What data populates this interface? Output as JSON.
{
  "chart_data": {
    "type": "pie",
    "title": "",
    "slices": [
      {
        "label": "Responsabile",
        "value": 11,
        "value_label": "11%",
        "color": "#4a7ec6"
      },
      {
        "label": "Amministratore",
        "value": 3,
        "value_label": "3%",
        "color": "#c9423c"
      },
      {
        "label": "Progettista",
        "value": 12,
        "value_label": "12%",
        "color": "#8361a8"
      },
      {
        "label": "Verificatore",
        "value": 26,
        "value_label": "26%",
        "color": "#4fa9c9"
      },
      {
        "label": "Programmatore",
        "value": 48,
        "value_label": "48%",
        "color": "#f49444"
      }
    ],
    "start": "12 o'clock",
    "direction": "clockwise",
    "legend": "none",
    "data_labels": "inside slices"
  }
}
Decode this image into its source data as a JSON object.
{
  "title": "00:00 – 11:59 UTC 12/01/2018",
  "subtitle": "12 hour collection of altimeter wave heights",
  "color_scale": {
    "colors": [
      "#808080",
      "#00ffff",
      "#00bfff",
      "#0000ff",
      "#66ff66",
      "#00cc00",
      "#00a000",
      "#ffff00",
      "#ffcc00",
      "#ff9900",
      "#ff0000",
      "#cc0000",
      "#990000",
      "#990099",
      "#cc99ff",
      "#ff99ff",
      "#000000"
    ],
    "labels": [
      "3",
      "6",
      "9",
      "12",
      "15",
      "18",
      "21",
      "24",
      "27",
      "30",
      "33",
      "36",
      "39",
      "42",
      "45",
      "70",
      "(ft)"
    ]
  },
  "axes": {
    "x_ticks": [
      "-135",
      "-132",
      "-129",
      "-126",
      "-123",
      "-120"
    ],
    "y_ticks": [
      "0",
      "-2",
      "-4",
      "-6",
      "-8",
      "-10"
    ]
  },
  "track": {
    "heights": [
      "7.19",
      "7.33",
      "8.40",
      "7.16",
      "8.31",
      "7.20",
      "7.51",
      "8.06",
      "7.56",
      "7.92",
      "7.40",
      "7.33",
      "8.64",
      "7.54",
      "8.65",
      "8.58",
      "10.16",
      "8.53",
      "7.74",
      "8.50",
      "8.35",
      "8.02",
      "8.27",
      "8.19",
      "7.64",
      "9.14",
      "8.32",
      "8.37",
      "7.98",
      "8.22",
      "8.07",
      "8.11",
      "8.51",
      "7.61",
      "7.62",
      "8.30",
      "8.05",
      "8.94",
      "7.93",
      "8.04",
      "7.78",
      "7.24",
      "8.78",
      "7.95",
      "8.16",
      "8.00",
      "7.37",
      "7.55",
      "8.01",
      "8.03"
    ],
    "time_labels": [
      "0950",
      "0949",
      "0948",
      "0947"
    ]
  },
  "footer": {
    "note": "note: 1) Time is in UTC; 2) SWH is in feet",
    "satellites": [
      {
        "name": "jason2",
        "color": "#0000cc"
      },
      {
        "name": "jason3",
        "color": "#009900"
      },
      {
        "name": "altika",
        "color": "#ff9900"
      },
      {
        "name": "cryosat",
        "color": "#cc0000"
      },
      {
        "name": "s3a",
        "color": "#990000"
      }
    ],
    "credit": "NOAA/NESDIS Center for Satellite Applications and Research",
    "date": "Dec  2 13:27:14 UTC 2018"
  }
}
+++
Given task: Show the lines of the material that contain the word "this".

Full output:
What data populates this interface? Output as JSON.
Decode this image into its source data as a JSON object.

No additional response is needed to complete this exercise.